## Your instructions:
Write out all of the records precisely. Skip anything that is a picture.

═══ Stored data

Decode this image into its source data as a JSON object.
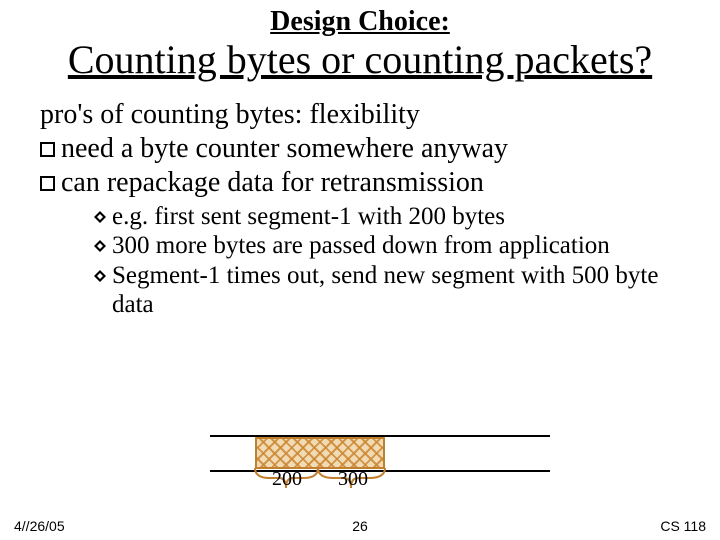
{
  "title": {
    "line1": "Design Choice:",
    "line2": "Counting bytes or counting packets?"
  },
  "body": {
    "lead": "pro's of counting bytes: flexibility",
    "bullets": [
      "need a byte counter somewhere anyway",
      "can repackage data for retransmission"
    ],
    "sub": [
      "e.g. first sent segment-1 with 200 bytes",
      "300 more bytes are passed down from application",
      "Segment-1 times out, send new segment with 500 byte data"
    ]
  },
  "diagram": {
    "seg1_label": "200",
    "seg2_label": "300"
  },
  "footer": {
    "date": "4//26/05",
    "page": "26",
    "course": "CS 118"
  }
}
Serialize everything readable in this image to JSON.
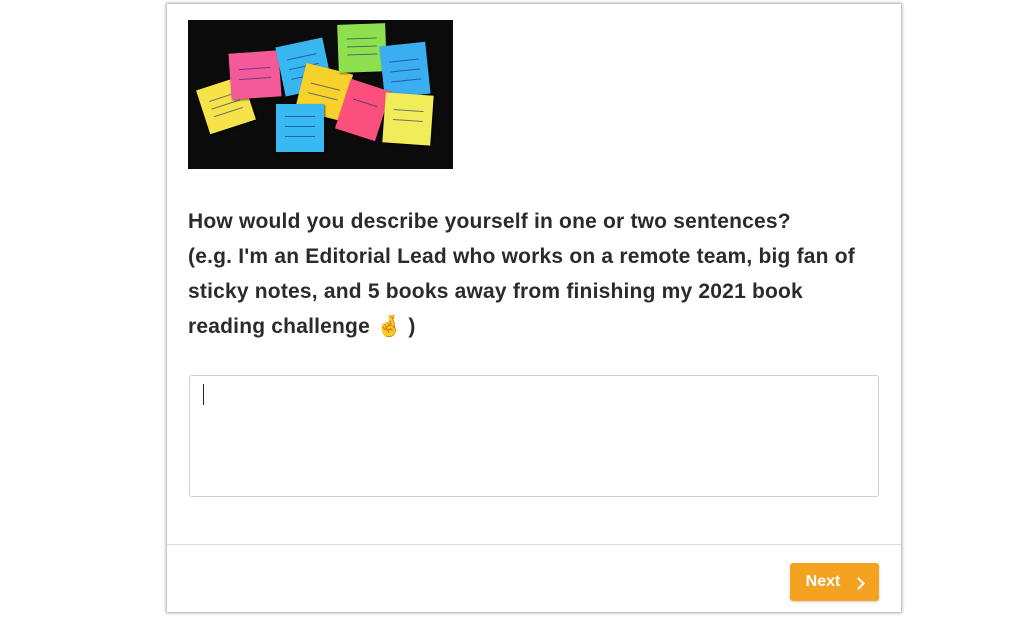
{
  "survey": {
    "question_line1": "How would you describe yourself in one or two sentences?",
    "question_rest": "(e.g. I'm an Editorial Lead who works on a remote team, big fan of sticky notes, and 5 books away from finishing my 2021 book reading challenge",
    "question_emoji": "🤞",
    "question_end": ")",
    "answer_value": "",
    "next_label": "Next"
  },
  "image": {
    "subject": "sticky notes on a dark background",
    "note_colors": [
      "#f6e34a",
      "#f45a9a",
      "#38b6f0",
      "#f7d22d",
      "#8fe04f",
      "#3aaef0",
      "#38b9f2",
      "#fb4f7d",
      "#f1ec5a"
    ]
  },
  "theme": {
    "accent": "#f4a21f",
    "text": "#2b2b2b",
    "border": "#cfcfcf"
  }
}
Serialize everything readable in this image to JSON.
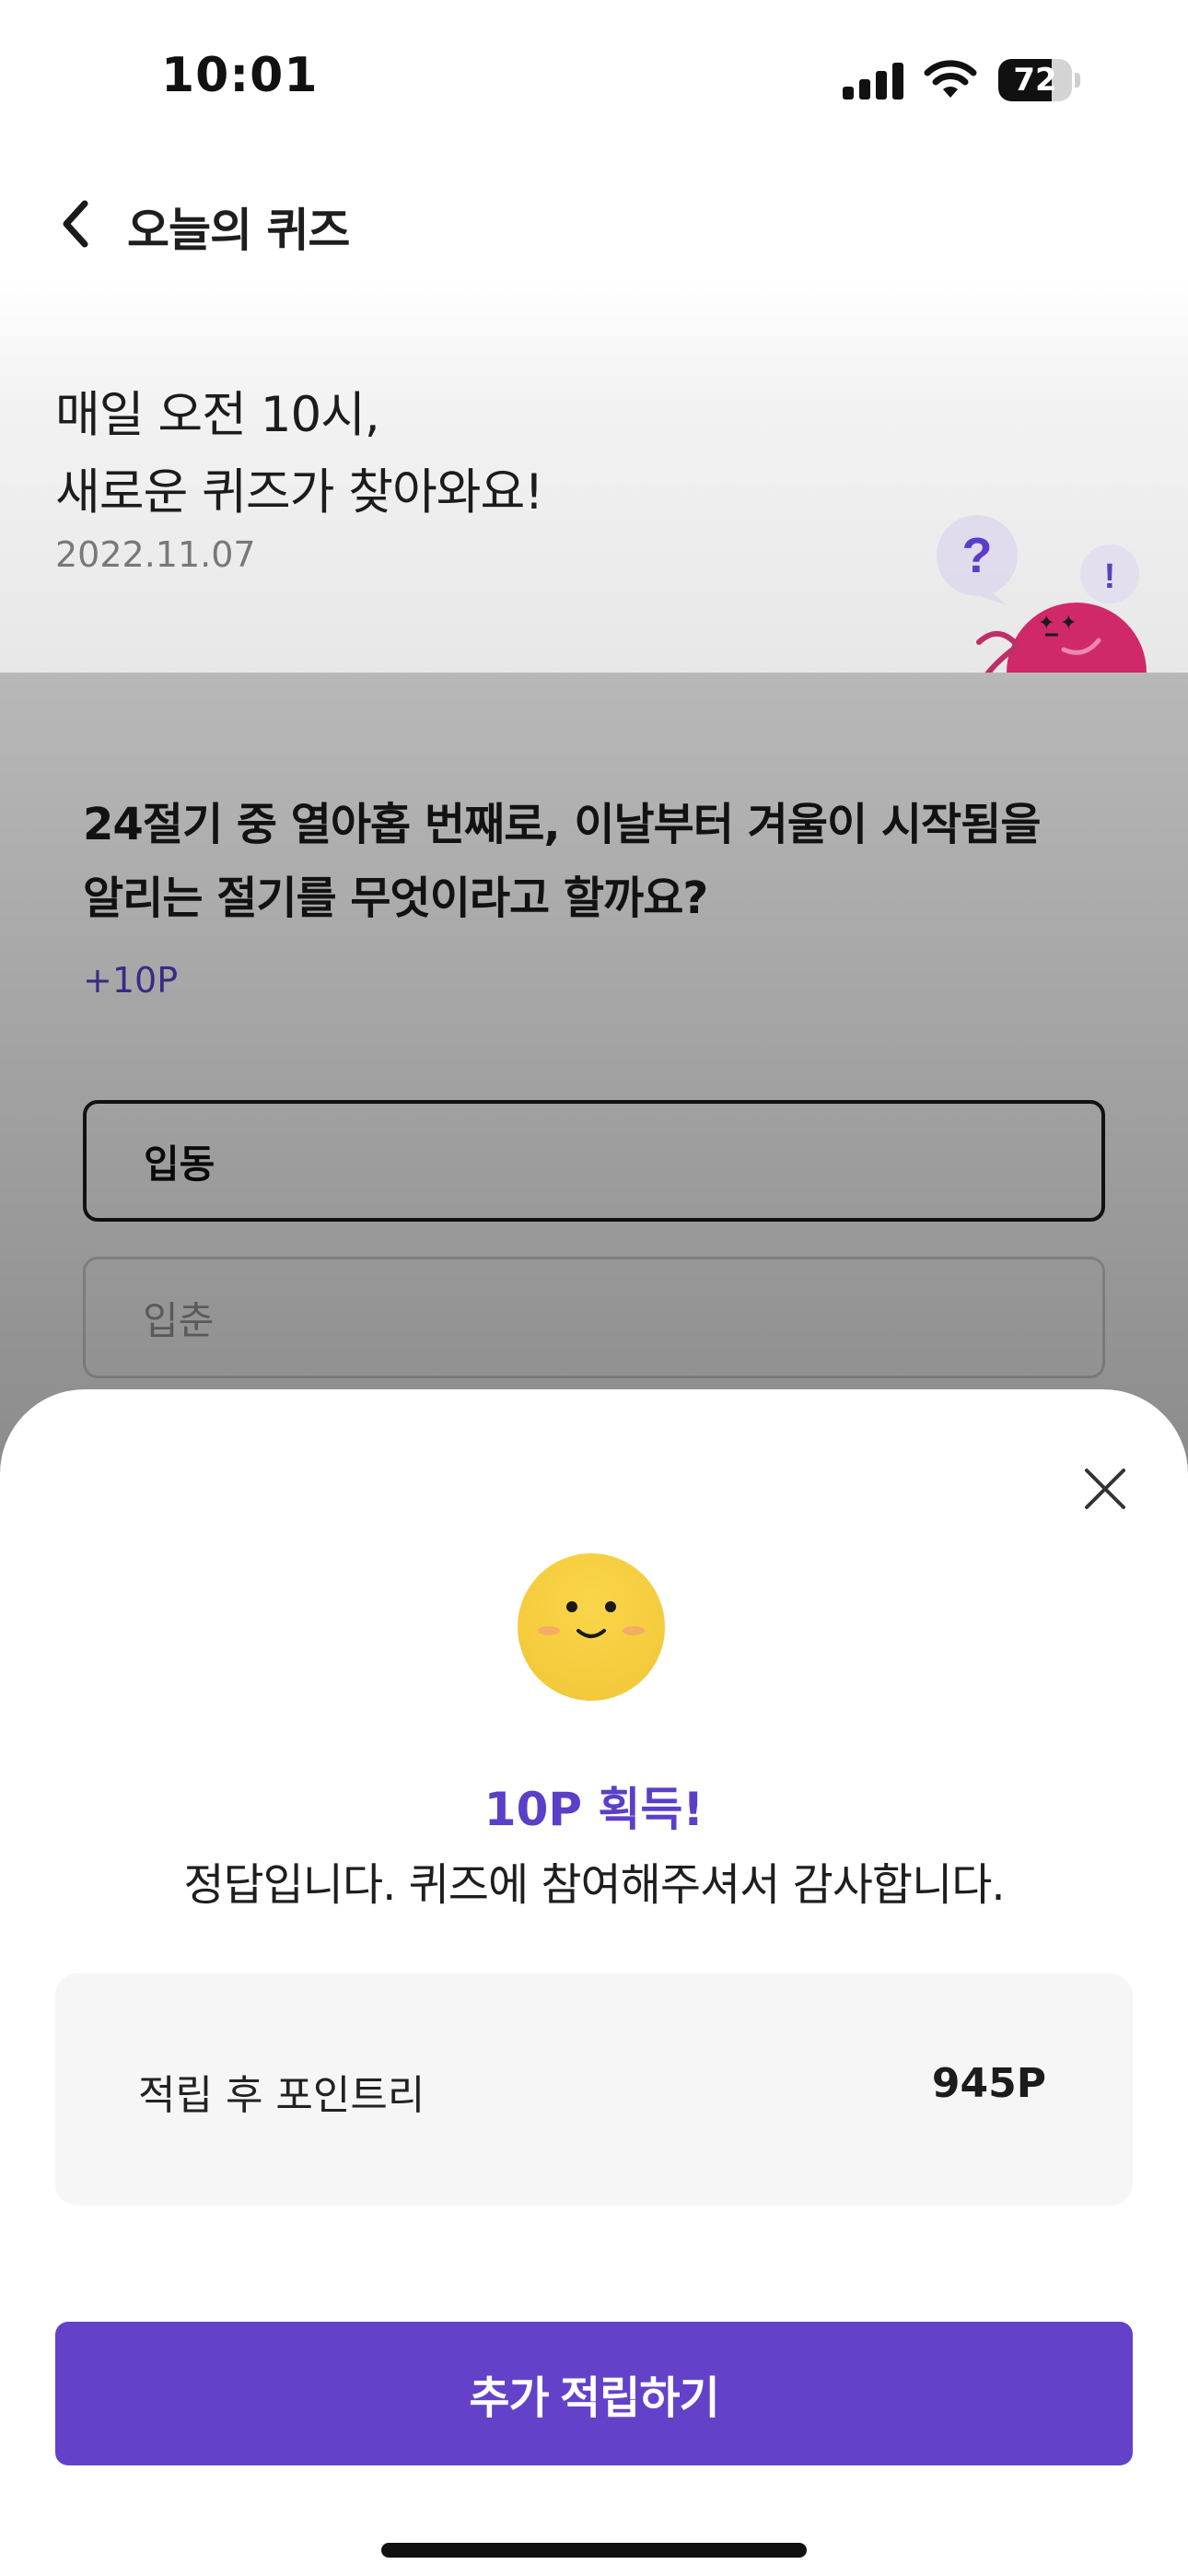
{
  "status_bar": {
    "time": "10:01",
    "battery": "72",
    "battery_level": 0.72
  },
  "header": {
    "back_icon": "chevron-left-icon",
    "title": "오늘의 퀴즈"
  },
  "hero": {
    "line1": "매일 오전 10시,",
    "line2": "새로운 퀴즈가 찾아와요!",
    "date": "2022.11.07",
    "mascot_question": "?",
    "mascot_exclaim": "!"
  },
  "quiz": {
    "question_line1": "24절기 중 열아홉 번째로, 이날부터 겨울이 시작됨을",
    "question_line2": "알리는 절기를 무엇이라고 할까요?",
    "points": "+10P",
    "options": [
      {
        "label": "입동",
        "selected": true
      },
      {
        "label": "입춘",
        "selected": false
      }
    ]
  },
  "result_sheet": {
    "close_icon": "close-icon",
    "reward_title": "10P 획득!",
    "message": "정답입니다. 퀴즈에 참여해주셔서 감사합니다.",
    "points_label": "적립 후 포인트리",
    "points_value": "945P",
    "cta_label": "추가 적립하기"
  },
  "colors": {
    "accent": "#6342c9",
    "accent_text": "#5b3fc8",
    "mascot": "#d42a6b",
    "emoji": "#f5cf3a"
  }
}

══════

## Exercise result:
Decode this image into its source data as a JSON object.
{
  "title": {
    "line1": "Design Choice:",
    "line2": "Counting bytes or counting packets?"
  },
  "body": {
    "lead": "pro's of counting bytes: flexibility",
    "bullets": [
      "need a byte counter somewhere anyway",
      "can repackage data for retransmission"
    ],
    "sub": [
      "e.g. first sent segment-1 with 200 bytes",
      "300 more bytes are passed down from application",
      "Segment-1 times out, send new segment with 500 byte data"
    ]
  },
  "diagram": {
    "seg1_label": "200",
    "seg2_label": "300"
  },
  "footer": {
    "date": "4//26/05",
    "page": "26",
    "course": "CS 118"
  }
}
Serialize everything readable in this image to JSON.
{
  "survey": {
    "question_line1": "How would you describe yourself in one or two sentences?",
    "question_rest": "(e.g. I'm an Editorial Lead who works on a remote team, big fan of sticky notes, and 5 books away from finishing my 2021 book reading challenge",
    "question_emoji": "🤞",
    "question_end": ")",
    "answer_value": "",
    "next_label": "Next"
  },
  "image": {
    "subject": "sticky notes on a dark background",
    "note_colors": [
      "#f6e34a",
      "#f45a9a",
      "#38b6f0",
      "#f7d22d",
      "#8fe04f",
      "#3aaef0",
      "#38b9f2",
      "#fb4f7d",
      "#f1ec5a"
    ]
  },
  "theme": {
    "accent": "#f4a21f",
    "text": "#2b2b2b",
    "border": "#cfcfcf"
  }
}
Serialize everything readable in this image to JSON.
{
  "status_bar": {
    "time": "10:01",
    "battery": "72",
    "battery_level": 0.72
  },
  "header": {
    "back_icon": "chevron-left-icon",
    "title": "오늘의 퀴즈"
  },
  "hero": {
    "line1": "매일 오전 10시,",
    "line2": "새로운 퀴즈가 찾아와요!",
    "date": "2022.11.07",
    "mascot_question": "?",
    "mascot_exclaim": "!"
  },
  "quiz": {
    "question_line1": "24절기 중 열아홉 번째로, 이날부터 겨울이 시작됨을",
    "question_line2": "알리는 절기를 무엇이라고 할까요?",
    "points": "+10P",
    "options": [
      {
        "label": "입동",
        "selected": true
      },
      {
        "label": "입춘",
        "selected": false
      }
    ]
  },
  "result_sheet": {
    "close_icon": "close-icon",
    "reward_title": "10P 획득!",
    "message": "정답입니다. 퀴즈에 참여해주셔서 감사합니다.",
    "points_label": "적립 후 포인트리",
    "points_value": "945P",
    "cta_label": "추가 적립하기"
  },
  "colors": {
    "accent": "#6342c9",
    "accent_text": "#5b3fc8",
    "mascot": "#d42a6b",
    "emoji": "#f5cf3a"
  }
}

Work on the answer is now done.